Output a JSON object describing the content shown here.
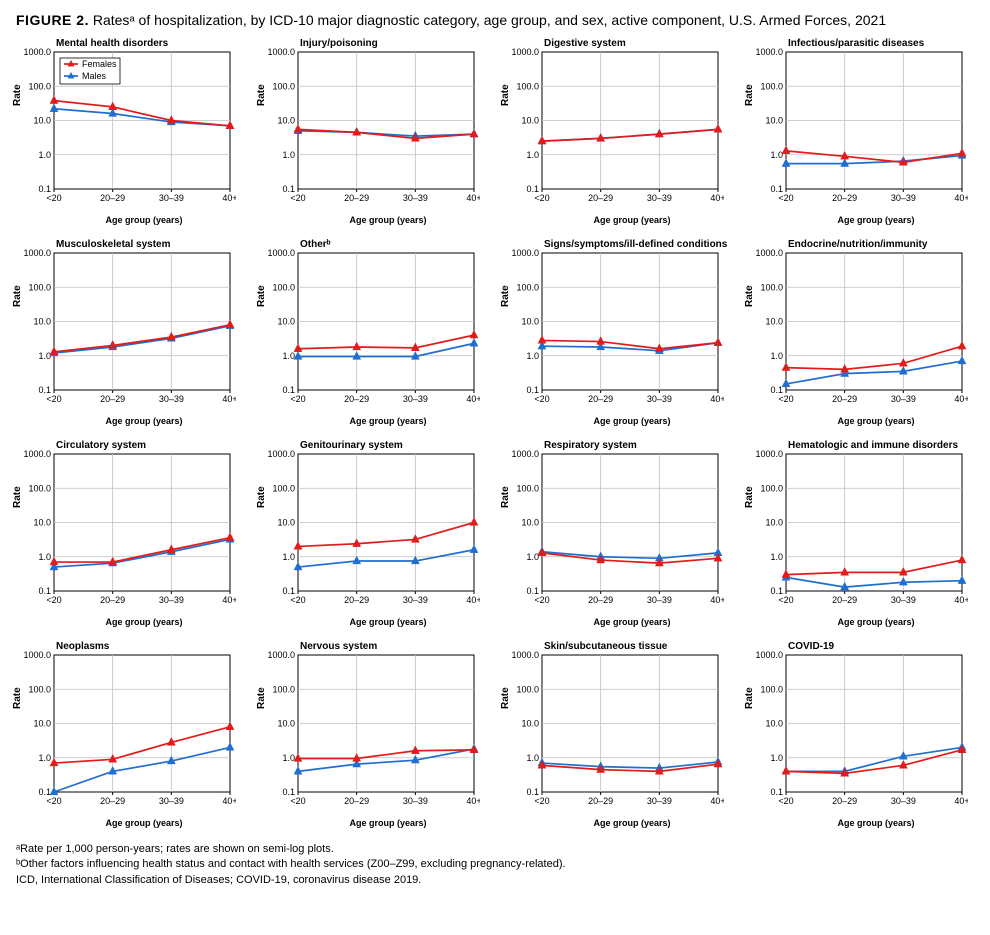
{
  "figure": {
    "number": "FIGURE 2.",
    "title": "Ratesᵃ of hospitalization, by ICD-10 major diagnostic category, age group, and sex, active component, U.S. Armed Forces, 2021"
  },
  "axis": {
    "y_label": "Rate",
    "x_label": "Age group (years)",
    "x_categories": [
      "<20",
      "20–29",
      "30–39",
      "40+"
    ],
    "y_ticks": [
      0.1,
      1.0,
      10.0,
      100.0,
      1000.0
    ],
    "y_scale": "log",
    "ylim": [
      0.1,
      1000.0
    ]
  },
  "style": {
    "female_color": "#e21b1b",
    "male_color": "#1f6fd0",
    "grid_color": "#bfbfbf",
    "border_color": "#000000",
    "tick_font_size": 9,
    "title_font_size": 10,
    "marker": "triangle",
    "marker_size": 4,
    "line_width": 1.7,
    "background": "#ffffff"
  },
  "legend": {
    "show_in_panel": 0,
    "items": [
      {
        "label": "Females",
        "color": "#e21b1b"
      },
      {
        "label": "Males",
        "color": "#1f6fd0"
      }
    ]
  },
  "panels": [
    {
      "title": "Mental health disorders",
      "females": [
        38,
        25,
        10,
        7
      ],
      "males": [
        22,
        16,
        9,
        7
      ]
    },
    {
      "title": "Injury/poisoning",
      "females": [
        5.5,
        4.5,
        3.0,
        4.0
      ],
      "males": [
        5.0,
        4.5,
        3.5,
        4.0
      ]
    },
    {
      "title": "Digestive system",
      "females": [
        2.5,
        3.0,
        4.0,
        5.5
      ],
      "males": [
        2.5,
        3.0,
        4.0,
        5.5
      ]
    },
    {
      "title": "Infectious/parasitic diseases",
      "females": [
        1.3,
        0.9,
        0.6,
        1.1
      ],
      "males": [
        0.55,
        0.55,
        0.65,
        0.95
      ]
    },
    {
      "title": "Musculoskeletal system",
      "females": [
        1.3,
        2.0,
        3.5,
        8.0
      ],
      "males": [
        1.2,
        1.8,
        3.2,
        7.5
      ]
    },
    {
      "title": "Otherᵇ",
      "females": [
        1.6,
        1.8,
        1.7,
        4.0
      ],
      "males": [
        0.95,
        0.95,
        0.95,
        2.3
      ]
    },
    {
      "title": "Signs/symptoms/ill-defined conditions",
      "females": [
        2.8,
        2.6,
        1.6,
        2.4
      ],
      "males": [
        1.9,
        1.8,
        1.4,
        2.4
      ]
    },
    {
      "title": "Endocrine/nutrition/immunity",
      "females": [
        0.45,
        0.4,
        0.6,
        1.9
      ],
      "males": [
        0.15,
        0.3,
        0.35,
        0.7
      ]
    },
    {
      "title": "Circulatory system",
      "females": [
        0.7,
        0.7,
        1.6,
        3.6
      ],
      "males": [
        0.5,
        0.65,
        1.4,
        3.2
      ]
    },
    {
      "title": "Genitourinary system",
      "females": [
        2.0,
        2.4,
        3.2,
        10.0
      ],
      "males": [
        0.5,
        0.75,
        0.75,
        1.6
      ]
    },
    {
      "title": "Respiratory system",
      "females": [
        1.3,
        0.8,
        0.65,
        0.9
      ],
      "males": [
        1.4,
        1.0,
        0.9,
        1.3
      ]
    },
    {
      "title": "Hematologic and immune disorders",
      "females": [
        0.3,
        0.35,
        0.35,
        0.8
      ],
      "males": [
        0.25,
        0.13,
        0.18,
        0.2
      ]
    },
    {
      "title": "Neoplasms",
      "females": [
        0.7,
        0.9,
        2.8,
        8.0
      ],
      "males": [
        0.1,
        0.4,
        0.8,
        2.0
      ]
    },
    {
      "title": "Nervous system",
      "females": [
        0.95,
        0.95,
        1.6,
        1.7
      ],
      "males": [
        0.4,
        0.65,
        0.85,
        1.8
      ]
    },
    {
      "title": "Skin/subcutaneous tissue",
      "females": [
        0.6,
        0.45,
        0.4,
        0.65
      ],
      "males": [
        0.7,
        0.55,
        0.5,
        0.75
      ]
    },
    {
      "title": "COVID-19",
      "females": [
        0.4,
        0.35,
        0.6,
        1.7
      ],
      "males": [
        0.4,
        0.4,
        1.1,
        2.0
      ]
    }
  ],
  "footnotes": {
    "a": "ᵃRate per 1,000 person-years; rates are shown on semi-log plots.",
    "b": "ᵇOther factors influencing health status and contact with health services (Z00–Z99, excluding pregnancy-related).",
    "c": "ICD, International Classification of Diseases; COVID-19, coronavirus disease 2019."
  }
}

....

Retype the listing exactly. Pictures do not belong in the copy.

| ANSWER SECTION |
Output a JSON object describing the content shown here.
{
  "figure": {
    "number": "FIGURE 2.",
    "title": "Ratesᵃ of hospitalization, by ICD-10 major diagnostic category, age group, and sex, active component, U.S. Armed Forces, 2021"
  },
  "axis": {
    "y_label": "Rate",
    "x_label": "Age group (years)",
    "x_categories": [
      "<20",
      "20–29",
      "30–39",
      "40+"
    ],
    "y_ticks": [
      0.1,
      1.0,
      10.0,
      100.0,
      1000.0
    ],
    "y_scale": "log",
    "ylim": [
      0.1,
      1000.0
    ]
  },
  "style": {
    "female_color": "#e21b1b",
    "male_color": "#1f6fd0",
    "grid_color": "#bfbfbf",
    "border_color": "#000000",
    "tick_font_size": 9,
    "title_font_size": 10,
    "marker": "triangle",
    "marker_size": 4,
    "line_width": 1.7,
    "background": "#ffffff"
  },
  "legend": {
    "show_in_panel": 0,
    "items": [
      {
        "label": "Females",
        "color": "#e21b1b"
      },
      {
        "label": "Males",
        "color": "#1f6fd0"
      }
    ]
  },
  "panels": [
    {
      "title": "Mental health disorders",
      "females": [
        38,
        25,
        10,
        7
      ],
      "males": [
        22,
        16,
        9,
        7
      ]
    },
    {
      "title": "Injury/poisoning",
      "females": [
        5.5,
        4.5,
        3.0,
        4.0
      ],
      "males": [
        5.0,
        4.5,
        3.5,
        4.0
      ]
    },
    {
      "title": "Digestive system",
      "females": [
        2.5,
        3.0,
        4.0,
        5.5
      ],
      "males": [
        2.5,
        3.0,
        4.0,
        5.5
      ]
    },
    {
      "title": "Infectious/parasitic diseases",
      "females": [
        1.3,
        0.9,
        0.6,
        1.1
      ],
      "males": [
        0.55,
        0.55,
        0.65,
        0.95
      ]
    },
    {
      "title": "Musculoskeletal system",
      "females": [
        1.3,
        2.0,
        3.5,
        8.0
      ],
      "males": [
        1.2,
        1.8,
        3.2,
        7.5
      ]
    },
    {
      "title": "Otherᵇ",
      "females": [
        1.6,
        1.8,
        1.7,
        4.0
      ],
      "males": [
        0.95,
        0.95,
        0.95,
        2.3
      ]
    },
    {
      "title": "Signs/symptoms/ill-defined conditions",
      "females": [
        2.8,
        2.6,
        1.6,
        2.4
      ],
      "males": [
        1.9,
        1.8,
        1.4,
        2.4
      ]
    },
    {
      "title": "Endocrine/nutrition/immunity",
      "females": [
        0.45,
        0.4,
        0.6,
        1.9
      ],
      "males": [
        0.15,
        0.3,
        0.35,
        0.7
      ]
    },
    {
      "title": "Circulatory system",
      "females": [
        0.7,
        0.7,
        1.6,
        3.6
      ],
      "males": [
        0.5,
        0.65,
        1.4,
        3.2
      ]
    },
    {
      "title": "Genitourinary system",
      "females": [
        2.0,
        2.4,
        3.2,
        10.0
      ],
      "males": [
        0.5,
        0.75,
        0.75,
        1.6
      ]
    },
    {
      "title": "Respiratory system",
      "females": [
        1.3,
        0.8,
        0.65,
        0.9
      ],
      "males": [
        1.4,
        1.0,
        0.9,
        1.3
      ]
    },
    {
      "title": "Hematologic and immune disorders",
      "females": [
        0.3,
        0.35,
        0.35,
        0.8
      ],
      "males": [
        0.25,
        0.13,
        0.18,
        0.2
      ]
    },
    {
      "title": "Neoplasms",
      "females": [
        0.7,
        0.9,
        2.8,
        8.0
      ],
      "males": [
        0.1,
        0.4,
        0.8,
        2.0
      ]
    },
    {
      "title": "Nervous system",
      "females": [
        0.95,
        0.95,
        1.6,
        1.7
      ],
      "males": [
        0.4,
        0.65,
        0.85,
        1.8
      ]
    },
    {
      "title": "Skin/subcutaneous tissue",
      "females": [
        0.6,
        0.45,
        0.4,
        0.65
      ],
      "males": [
        0.7,
        0.55,
        0.5,
        0.75
      ]
    },
    {
      "title": "COVID-19",
      "females": [
        0.4,
        0.35,
        0.6,
        1.7
      ],
      "males": [
        0.4,
        0.4,
        1.1,
        2.0
      ]
    }
  ],
  "footnotes": {
    "a": "ᵃRate per 1,000 person-years; rates are shown on semi-log plots.",
    "b": "ᵇOther factors influencing health status and contact with health services (Z00–Z99, excluding pregnancy-related).",
    "c": "ICD, International Classification of Diseases; COVID-19, coronavirus disease 2019."
  }
}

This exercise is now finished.